(Data records)

+---+

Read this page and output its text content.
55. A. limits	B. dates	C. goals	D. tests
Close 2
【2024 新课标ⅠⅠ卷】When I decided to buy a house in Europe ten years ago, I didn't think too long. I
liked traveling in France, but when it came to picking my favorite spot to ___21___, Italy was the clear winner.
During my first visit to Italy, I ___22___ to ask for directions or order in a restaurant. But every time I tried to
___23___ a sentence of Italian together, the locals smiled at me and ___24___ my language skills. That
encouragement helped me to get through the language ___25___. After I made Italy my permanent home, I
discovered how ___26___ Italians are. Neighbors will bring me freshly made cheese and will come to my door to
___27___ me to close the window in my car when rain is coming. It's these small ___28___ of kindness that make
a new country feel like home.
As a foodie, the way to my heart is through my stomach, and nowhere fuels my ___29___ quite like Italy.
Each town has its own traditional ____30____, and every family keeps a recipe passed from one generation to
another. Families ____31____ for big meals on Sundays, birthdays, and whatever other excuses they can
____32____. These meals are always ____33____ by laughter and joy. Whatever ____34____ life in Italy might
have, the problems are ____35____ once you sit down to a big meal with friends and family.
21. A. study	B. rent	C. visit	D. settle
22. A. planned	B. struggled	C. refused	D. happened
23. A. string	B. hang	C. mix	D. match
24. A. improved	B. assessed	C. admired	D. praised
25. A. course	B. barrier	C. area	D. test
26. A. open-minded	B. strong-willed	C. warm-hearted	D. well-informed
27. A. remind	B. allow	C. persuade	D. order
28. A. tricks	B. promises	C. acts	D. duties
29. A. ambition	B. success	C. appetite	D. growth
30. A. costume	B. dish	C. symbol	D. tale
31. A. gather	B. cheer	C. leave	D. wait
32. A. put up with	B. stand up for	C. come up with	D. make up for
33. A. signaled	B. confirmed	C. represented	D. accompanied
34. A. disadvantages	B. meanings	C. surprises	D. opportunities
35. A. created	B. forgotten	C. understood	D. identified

+---+

Please copy out each record, character for character.

Read this page and output its text content.
55. A. limits	B. dates	C. goals	D. tests
Close 2
【2024 新课标ⅠⅠ卷】When I decided to buy a house in Europe ten years ago, I didn't think too long. I
liked traveling in France, but when it came to picking my favorite spot to ___21___, Italy was the clear winner.
During my first visit to Italy, I ___22___ to ask for directions or order in a restaurant. But every time I tried to
___23___ a sentence of Italian together, the locals smiled at me and ___24___ my language skills. That
encouragement helped me to get through the language ___25___. After I made Italy my permanent home, I
discovered how ___26___ Italians are. Neighbors will bring me freshly made cheese and will come to my door to
___27___ me to close the window in my car when rain is coming. It's these small ___28___ of kindness that make
a new country feel like home.
As a foodie, the way to my heart is through my stomach, and nowhere fuels my ___29___ quite like Italy.
Each town has its own traditional ____30____, and every family keeps a recipe passed from one generation to
another. Families ____31____ for big meals on Sundays, birthdays, and whatever other excuses they can
____32____. These meals are always ____33____ by laughter and joy. Whatever ____34____ life in Italy might
have, the problems are ____35____ once you sit down to a big meal with friends and family.
21. A. study	B. rent	C. visit	D. settle
22. A. planned	B. struggled	C. refused	D. happened
23. A. string	B. hang	C. mix	D. match
24. A. improved	B. assessed	C. admired	D. praised
25. A. course	B. barrier	C. area	D. test
26. A. open-minded	B. strong-willed	C. warm-hearted	D. well-informed
27. A. remind	B. allow	C. persuade	D. order
28. A. tricks	B. promises	C. acts	D. duties
29. A. ambition	B. success	C. appetite	D. growth
30. A. costume	B. dish	C. symbol	D. tale
31. A. gather	B. cheer	C. leave	D. wait
32. A. put up with	B. stand up for	C. come up with	D. make up for
33. A. signaled	B. confirmed	C. represented	D. accompanied
34. A. disadvantages	B. meanings	C. surprises	D. opportunities
35. A. created	B. forgotten	C. understood	D. identified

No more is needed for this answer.